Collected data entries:

###

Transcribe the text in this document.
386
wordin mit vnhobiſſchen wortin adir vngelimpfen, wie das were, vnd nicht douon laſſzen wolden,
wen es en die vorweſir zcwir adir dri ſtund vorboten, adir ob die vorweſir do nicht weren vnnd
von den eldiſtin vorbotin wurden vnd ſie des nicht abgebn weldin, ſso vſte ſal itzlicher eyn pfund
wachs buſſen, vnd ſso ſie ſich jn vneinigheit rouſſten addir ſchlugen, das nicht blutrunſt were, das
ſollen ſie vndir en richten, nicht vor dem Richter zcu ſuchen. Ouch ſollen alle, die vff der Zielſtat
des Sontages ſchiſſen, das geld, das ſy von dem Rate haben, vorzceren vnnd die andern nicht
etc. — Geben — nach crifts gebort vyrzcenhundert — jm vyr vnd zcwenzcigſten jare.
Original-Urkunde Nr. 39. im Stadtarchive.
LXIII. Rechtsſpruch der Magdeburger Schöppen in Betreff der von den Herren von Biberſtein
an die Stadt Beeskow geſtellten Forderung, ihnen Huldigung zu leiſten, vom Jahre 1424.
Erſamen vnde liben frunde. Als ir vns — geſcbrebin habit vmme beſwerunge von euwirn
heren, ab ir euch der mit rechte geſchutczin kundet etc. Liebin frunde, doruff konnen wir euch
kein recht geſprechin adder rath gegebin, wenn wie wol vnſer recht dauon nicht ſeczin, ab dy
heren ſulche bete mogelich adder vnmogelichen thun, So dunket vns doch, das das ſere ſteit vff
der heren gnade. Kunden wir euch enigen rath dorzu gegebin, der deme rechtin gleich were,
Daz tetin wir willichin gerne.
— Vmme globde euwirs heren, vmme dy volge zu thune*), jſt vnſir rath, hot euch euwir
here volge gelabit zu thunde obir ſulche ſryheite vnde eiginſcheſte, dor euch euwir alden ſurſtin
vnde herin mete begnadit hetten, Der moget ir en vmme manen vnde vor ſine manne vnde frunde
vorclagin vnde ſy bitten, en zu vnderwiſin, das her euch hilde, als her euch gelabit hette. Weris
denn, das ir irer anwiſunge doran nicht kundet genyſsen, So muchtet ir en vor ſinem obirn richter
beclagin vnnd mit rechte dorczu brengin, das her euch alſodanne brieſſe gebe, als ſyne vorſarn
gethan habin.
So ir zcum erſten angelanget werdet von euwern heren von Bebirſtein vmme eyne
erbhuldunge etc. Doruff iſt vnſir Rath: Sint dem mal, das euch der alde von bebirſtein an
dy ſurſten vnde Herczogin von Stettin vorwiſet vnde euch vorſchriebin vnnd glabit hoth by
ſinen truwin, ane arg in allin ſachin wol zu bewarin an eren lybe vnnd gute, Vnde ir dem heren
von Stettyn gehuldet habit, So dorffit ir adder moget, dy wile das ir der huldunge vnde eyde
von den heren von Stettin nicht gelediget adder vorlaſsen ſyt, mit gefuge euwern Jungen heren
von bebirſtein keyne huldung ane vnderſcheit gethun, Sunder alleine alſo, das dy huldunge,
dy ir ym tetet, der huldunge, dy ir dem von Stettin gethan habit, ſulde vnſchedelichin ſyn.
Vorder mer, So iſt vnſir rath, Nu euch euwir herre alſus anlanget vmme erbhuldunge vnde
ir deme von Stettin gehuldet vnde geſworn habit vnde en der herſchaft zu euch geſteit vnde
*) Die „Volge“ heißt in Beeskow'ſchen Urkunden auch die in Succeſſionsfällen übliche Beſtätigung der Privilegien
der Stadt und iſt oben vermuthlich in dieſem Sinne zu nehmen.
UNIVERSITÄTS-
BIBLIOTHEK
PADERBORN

###

Write the entries again, exactly as they stand.

### OUTPUT BELOW
Transcribe the text in this document.
386
wordin mit vnhobiſſchen wortin adir vngelimpfen, wie das were, vnd nicht douon laſſzen wolden,
wen es en die vorweſir zcwir adir dri ſtund vorboten, adir ob die vorweſir do nicht weren vnnd
von den eldiſtin vorbotin wurden vnd ſie des nicht abgebn weldin, ſso vſte ſal itzlicher eyn pfund
wachs buſſen, vnd ſso ſie ſich jn vneinigheit rouſſten addir ſchlugen, das nicht blutrunſt were, das
ſollen ſie vndir en richten, nicht vor dem Richter zcu ſuchen. Ouch ſollen alle, die vff der Zielſtat
des Sontages ſchiſſen, das geld, das ſy von dem Rate haben, vorzceren vnnd die andern nicht
etc. — Geben — nach crifts gebort vyrzcenhundert — jm vyr vnd zcwenzcigſten jare.
Original-Urkunde Nr. 39. im Stadtarchive.
LXIII. Rechtsſpruch der Magdeburger Schöppen in Betreff der von den Herren von Biberſtein
an die Stadt Beeskow geſtellten Forderung, ihnen Huldigung zu leiſten, vom Jahre 1424.
Erſamen vnde liben frunde. Als ir vns — geſcbrebin habit vmme beſwerunge von euwirn
heren, ab ir euch der mit rechte geſchutczin kundet etc. Liebin frunde, doruff konnen wir euch
kein recht geſprechin adder rath gegebin, wenn wie wol vnſer recht dauon nicht ſeczin, ab dy
heren ſulche bete mogelich adder vnmogelichen thun, So dunket vns doch, das das ſere ſteit vff
der heren gnade. Kunden wir euch enigen rath dorzu gegebin, der deme rechtin gleich were,
Daz tetin wir willichin gerne.
— Vmme globde euwirs heren, vmme dy volge zu thune*), jſt vnſir rath, hot euch euwir
here volge gelabit zu thunde obir ſulche ſryheite vnde eiginſcheſte, dor euch euwir alden ſurſtin
vnde herin mete begnadit hetten, Der moget ir en vmme manen vnde vor ſine manne vnde frunde
vorclagin vnde ſy bitten, en zu vnderwiſin, das her euch hilde, als her euch gelabit hette. Weris
denn, das ir irer anwiſunge doran nicht kundet genyſsen, So muchtet ir en vor ſinem obirn richter
beclagin vnnd mit rechte dorczu brengin, das her euch alſodanne brieſſe gebe, als ſyne vorſarn
gethan habin.
So ir zcum erſten angelanget werdet von euwern heren von Bebirſtein vmme eyne
erbhuldunge etc. Doruff iſt vnſir Rath: Sint dem mal, das euch der alde von bebirſtein an
dy ſurſten vnde Herczogin von Stettin vorwiſet vnde euch vorſchriebin vnnd glabit hoth by
ſinen truwin, ane arg in allin ſachin wol zu bewarin an eren lybe vnnd gute, Vnde ir dem heren
von Stettyn gehuldet habit, So dorffit ir adder moget, dy wile das ir der huldunge vnde eyde
von den heren von Stettin nicht gelediget adder vorlaſsen ſyt, mit gefuge euwern Jungen heren
von bebirſtein keyne huldung ane vnderſcheit gethun, Sunder alleine alſo, das dy huldunge,
dy ir ym tetet, der huldunge, dy ir dem von Stettin gethan habit, ſulde vnſchedelichin ſyn.
Vorder mer, So iſt vnſir rath, Nu euch euwir herre alſus anlanget vmme erbhuldunge vnde
ir deme von Stettin gehuldet vnde geſworn habit vnde en der herſchaft zu euch geſteit vnde
*) Die „Volge“ heißt in Beeskow'ſchen Urkunden auch die in Succeſſionsfällen übliche Beſtätigung der Privilegien
der Stadt und iſt oben vermuthlich in dieſem Sinne zu nehmen.
UNIVERSITÄTS-
BIBLIOTHEK
PADERBORN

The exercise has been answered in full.